- [Material shown]:
──────────

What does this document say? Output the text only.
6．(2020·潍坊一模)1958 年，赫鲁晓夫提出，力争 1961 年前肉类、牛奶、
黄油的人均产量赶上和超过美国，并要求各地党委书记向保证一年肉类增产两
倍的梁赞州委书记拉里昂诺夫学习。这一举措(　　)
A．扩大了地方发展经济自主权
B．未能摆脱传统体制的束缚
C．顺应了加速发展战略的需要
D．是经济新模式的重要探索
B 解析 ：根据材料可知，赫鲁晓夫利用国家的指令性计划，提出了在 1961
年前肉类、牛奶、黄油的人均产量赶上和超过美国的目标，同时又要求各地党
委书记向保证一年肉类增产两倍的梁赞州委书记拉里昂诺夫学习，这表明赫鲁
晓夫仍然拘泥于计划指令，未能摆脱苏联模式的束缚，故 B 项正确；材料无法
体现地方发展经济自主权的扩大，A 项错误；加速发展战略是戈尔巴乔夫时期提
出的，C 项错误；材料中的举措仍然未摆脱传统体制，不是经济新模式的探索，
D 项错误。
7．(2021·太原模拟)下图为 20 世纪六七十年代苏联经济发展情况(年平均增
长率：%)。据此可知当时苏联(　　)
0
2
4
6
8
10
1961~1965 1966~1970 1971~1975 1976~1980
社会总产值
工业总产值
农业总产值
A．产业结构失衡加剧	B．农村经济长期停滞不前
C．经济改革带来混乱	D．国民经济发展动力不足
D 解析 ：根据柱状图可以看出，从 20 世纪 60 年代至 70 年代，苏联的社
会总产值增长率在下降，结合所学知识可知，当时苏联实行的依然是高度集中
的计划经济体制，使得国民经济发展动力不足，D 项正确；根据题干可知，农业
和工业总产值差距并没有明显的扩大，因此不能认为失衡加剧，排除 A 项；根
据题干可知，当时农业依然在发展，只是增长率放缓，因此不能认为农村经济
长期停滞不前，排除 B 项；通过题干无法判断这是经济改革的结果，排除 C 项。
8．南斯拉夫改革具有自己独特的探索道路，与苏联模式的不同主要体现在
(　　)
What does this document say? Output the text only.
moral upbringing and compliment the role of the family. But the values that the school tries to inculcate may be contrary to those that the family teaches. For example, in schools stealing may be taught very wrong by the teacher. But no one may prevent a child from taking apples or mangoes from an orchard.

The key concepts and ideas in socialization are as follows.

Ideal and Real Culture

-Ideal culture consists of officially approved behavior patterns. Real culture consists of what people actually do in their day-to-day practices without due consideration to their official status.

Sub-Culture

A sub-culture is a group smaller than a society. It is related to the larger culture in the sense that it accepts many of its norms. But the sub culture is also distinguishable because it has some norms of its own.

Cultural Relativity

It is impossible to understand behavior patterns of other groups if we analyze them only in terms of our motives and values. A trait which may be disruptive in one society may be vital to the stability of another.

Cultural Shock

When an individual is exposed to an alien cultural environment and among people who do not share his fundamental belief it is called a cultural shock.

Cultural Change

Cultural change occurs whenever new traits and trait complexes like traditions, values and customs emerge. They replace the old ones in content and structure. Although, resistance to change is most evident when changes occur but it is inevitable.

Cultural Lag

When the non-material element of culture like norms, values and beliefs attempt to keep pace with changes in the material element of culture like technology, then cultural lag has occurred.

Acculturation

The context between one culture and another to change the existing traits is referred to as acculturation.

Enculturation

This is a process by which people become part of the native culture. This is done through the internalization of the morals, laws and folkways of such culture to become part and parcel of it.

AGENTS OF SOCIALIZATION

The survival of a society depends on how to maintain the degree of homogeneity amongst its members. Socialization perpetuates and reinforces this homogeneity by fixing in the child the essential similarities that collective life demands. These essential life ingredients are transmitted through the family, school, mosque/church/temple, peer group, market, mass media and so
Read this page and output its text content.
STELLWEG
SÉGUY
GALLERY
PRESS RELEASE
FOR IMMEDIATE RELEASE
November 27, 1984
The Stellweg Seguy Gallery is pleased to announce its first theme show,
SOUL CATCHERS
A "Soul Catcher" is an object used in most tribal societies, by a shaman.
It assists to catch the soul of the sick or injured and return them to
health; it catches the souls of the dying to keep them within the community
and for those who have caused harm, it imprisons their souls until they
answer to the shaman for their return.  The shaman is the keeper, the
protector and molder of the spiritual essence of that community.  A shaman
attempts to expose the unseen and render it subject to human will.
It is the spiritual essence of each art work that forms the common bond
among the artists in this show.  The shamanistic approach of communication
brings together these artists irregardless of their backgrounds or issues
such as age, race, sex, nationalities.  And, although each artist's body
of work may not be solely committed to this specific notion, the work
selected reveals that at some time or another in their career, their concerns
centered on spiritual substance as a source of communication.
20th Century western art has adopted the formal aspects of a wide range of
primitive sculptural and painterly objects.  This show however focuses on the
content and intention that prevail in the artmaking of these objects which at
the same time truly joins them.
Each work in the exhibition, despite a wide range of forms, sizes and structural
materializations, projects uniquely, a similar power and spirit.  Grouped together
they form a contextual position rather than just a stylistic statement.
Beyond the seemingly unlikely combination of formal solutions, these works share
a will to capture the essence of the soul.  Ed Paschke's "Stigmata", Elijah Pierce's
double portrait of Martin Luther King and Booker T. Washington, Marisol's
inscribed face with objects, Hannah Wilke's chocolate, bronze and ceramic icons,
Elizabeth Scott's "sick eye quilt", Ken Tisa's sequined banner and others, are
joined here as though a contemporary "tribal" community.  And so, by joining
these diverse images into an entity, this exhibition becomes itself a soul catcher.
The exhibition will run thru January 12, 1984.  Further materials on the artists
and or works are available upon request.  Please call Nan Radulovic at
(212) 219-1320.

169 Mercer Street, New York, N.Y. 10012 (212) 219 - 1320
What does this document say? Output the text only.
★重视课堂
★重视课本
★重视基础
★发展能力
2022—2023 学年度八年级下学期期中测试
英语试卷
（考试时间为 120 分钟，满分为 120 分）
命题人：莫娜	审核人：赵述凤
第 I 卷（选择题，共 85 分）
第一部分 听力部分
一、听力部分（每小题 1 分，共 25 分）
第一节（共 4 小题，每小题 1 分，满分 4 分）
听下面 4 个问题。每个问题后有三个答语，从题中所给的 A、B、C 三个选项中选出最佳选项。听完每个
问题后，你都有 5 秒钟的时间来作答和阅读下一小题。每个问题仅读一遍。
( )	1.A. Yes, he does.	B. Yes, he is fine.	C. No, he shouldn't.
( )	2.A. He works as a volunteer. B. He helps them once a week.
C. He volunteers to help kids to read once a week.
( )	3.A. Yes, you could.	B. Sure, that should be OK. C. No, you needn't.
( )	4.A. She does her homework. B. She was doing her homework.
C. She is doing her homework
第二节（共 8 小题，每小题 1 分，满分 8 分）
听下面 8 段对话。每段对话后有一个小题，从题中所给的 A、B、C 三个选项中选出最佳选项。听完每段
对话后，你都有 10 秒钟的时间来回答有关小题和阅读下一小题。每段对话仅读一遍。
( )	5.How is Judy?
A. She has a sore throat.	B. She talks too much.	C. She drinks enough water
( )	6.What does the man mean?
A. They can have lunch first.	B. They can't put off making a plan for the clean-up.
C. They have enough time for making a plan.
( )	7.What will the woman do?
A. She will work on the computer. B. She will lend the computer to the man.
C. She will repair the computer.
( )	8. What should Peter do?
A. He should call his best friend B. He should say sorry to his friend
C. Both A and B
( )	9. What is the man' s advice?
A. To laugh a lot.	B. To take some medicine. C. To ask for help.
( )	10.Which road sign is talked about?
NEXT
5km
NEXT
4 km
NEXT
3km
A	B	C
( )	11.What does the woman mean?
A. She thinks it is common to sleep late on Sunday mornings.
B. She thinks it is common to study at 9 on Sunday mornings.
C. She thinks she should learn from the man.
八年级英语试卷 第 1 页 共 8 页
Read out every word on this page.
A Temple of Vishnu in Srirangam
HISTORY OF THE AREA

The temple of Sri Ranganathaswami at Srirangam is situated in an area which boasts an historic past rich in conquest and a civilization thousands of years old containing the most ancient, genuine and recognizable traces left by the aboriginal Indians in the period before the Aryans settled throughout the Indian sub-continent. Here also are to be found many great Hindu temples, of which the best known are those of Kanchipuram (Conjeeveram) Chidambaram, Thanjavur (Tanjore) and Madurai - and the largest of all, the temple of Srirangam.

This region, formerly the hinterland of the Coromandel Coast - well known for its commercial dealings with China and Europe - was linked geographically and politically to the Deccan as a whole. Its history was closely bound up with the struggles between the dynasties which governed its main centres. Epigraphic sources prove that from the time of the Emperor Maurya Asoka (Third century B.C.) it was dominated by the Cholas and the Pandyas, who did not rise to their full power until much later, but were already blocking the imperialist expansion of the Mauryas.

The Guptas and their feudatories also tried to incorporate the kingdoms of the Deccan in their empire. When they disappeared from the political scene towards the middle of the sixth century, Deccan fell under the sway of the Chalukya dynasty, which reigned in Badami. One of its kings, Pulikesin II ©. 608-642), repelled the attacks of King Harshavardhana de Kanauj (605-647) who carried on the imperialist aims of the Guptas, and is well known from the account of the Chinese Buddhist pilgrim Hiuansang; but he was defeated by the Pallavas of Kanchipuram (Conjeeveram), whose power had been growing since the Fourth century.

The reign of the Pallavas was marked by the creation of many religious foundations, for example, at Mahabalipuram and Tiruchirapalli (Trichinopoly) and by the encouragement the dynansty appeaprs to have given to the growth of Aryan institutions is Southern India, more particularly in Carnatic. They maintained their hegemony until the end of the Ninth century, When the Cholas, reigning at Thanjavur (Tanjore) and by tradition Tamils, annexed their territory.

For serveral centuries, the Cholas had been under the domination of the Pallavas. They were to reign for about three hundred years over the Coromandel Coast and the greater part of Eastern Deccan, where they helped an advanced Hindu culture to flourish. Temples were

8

──────────

- [Job]:
Find the word "family" in the data and copy out each line where it turns up.

- [Result]:
moral upbringing and compliment the role of the family. But the values that the school tries to inculcate may be contrary to those that the family teaches. For example, in schools stealing may be taught very wrong by the teacher. But no one may prevent a child from taking apples or mangoes from an orchard.
The survival of a society depends on how to maintain the degree of homogeneity amongst its members. Socialization perpetuates and reinforces this homogeneity by fixing in the child the essential similarities that collective life demands. These essential life ingredients are transmitted through the family, school, mosque/church/temple, peer group, market, mass media and so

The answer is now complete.